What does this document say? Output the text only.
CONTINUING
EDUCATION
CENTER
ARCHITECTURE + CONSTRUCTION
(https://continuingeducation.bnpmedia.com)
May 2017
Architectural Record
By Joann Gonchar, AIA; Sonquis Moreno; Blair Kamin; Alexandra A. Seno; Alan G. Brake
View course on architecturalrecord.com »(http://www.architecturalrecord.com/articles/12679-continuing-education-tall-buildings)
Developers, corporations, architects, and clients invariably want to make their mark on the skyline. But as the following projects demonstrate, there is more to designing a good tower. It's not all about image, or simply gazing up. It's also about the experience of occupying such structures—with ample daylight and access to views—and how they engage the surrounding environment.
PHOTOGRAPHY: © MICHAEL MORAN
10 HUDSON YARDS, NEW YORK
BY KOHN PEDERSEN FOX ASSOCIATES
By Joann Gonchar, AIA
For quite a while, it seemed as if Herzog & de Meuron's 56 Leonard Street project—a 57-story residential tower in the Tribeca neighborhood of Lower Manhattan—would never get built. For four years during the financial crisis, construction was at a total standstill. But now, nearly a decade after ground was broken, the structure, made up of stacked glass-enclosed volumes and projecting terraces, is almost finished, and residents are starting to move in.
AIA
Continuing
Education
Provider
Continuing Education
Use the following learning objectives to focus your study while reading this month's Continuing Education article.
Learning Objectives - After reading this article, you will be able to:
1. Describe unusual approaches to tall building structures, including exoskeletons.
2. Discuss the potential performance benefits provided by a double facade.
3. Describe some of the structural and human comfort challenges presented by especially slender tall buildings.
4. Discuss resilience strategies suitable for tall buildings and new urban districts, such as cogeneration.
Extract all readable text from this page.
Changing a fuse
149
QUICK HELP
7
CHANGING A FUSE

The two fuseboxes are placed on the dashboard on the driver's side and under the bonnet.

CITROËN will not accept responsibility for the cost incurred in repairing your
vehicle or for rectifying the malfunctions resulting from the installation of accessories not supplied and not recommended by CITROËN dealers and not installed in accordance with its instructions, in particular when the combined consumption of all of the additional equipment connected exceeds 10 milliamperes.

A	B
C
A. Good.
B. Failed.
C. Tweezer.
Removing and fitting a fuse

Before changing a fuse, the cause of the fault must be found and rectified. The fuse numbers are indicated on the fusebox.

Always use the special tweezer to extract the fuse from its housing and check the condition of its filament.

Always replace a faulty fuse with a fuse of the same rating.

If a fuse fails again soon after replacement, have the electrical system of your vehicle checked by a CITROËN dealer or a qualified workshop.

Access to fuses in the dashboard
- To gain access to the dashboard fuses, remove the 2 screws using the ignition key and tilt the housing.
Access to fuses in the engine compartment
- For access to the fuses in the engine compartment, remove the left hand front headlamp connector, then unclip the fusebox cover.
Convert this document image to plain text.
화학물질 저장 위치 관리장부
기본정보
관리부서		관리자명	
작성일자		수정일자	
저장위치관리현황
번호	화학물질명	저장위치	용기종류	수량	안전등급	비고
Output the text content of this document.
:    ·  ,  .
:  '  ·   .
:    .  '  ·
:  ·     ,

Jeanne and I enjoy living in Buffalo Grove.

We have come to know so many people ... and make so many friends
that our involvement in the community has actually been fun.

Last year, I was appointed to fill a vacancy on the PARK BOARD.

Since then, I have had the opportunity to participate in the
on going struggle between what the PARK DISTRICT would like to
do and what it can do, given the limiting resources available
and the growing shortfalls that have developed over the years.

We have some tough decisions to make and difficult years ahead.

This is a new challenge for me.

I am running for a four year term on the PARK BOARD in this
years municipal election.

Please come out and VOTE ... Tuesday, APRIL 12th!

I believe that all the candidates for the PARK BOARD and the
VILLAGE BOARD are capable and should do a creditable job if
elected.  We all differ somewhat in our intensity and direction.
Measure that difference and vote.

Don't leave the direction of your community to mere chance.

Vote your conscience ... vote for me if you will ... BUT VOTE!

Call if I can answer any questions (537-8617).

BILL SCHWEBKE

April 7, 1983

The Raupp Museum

* SHORT PROBLEM *
Which lines hold the string "from"? List them all.

* EXPECTED ANSWER *
Extract all readable text from this page.
vehicle or for rectifying the malfunctions resulting from the installation of accessories not supplied and not recommended by CITROËN dealers and not installed in accordance with its instructions, in particular when the combined consumption of all of the additional equipment connected exceeds 10 milliamperes.
Always use the special tweezer to extract the fuse from its housing and check the condition of its filament.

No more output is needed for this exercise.